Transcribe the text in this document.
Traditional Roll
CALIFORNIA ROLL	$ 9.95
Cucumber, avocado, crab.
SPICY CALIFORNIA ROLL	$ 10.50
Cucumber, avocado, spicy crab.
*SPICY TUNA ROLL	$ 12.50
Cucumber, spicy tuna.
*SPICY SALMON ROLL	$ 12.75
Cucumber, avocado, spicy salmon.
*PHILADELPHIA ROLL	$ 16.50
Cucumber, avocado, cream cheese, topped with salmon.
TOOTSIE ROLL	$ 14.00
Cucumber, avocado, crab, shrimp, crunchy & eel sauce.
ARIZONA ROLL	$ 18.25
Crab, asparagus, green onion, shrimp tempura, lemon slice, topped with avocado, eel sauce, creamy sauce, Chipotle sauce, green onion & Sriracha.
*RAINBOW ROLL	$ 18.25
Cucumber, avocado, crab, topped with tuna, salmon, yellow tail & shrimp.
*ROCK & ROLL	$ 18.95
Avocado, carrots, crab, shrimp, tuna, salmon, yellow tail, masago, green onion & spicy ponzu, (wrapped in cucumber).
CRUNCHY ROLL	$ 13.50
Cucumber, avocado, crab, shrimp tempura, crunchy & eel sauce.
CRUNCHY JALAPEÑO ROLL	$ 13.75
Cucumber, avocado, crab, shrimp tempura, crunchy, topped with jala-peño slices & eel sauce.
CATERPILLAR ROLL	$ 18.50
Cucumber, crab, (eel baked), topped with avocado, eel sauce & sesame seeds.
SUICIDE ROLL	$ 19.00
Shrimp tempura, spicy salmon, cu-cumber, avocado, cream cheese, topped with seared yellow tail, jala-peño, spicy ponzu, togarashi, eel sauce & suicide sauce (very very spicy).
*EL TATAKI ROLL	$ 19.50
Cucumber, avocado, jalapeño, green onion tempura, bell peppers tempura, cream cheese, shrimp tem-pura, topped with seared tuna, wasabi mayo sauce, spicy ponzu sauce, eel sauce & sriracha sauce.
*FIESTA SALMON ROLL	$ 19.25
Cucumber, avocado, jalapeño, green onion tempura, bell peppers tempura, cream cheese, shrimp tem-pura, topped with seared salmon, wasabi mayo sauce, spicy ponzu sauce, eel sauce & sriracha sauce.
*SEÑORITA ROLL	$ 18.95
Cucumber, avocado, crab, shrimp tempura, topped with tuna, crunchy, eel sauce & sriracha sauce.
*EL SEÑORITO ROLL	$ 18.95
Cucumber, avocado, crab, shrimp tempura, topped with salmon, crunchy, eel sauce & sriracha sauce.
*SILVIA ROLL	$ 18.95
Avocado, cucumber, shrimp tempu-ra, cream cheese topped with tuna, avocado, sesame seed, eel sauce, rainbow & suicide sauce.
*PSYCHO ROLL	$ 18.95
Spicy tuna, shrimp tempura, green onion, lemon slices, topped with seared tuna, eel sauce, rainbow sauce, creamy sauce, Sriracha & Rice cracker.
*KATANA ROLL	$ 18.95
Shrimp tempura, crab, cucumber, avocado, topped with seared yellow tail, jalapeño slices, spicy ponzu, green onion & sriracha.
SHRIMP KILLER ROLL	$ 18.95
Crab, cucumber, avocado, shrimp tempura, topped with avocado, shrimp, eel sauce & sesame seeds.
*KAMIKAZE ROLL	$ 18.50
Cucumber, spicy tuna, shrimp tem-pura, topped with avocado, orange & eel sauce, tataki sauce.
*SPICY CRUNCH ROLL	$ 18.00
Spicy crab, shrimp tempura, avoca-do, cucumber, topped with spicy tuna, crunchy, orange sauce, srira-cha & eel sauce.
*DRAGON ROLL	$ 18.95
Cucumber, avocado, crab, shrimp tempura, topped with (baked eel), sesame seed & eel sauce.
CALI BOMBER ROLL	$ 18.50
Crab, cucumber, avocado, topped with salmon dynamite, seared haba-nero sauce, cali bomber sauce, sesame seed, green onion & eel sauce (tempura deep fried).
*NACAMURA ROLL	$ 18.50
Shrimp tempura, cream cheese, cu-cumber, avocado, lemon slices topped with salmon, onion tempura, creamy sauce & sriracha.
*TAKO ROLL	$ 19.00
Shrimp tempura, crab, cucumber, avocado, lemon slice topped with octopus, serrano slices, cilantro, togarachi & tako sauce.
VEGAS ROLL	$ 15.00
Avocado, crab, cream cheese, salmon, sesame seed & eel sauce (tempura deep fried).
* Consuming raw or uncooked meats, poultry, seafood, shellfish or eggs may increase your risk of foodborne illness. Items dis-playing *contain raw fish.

● **WHAT YOU WILL DO**:
Return all lines with the word "tail" in them.

● **THE REPLY**:
Cucumber, avocado, crab, topped with tuna, salmon, yellow tail & shrimp.
Avocado, carrots, crab, shrimp, tuna, salmon, yellow tail, masago, green onion & spicy ponzu, (wrapped in cucumber).
Shrimp tempura, spicy salmon, cu-cumber, avocado, cream cheese, topped with seared yellow tail, jala-peño, spicy ponzu, togarashi, eel sauce & suicide sauce (very very spicy).
Shrimp tempura, crab, cucumber, avocado, topped with seared yellow tail, jalapeño slices, spicy ponzu, green onion & sriracha.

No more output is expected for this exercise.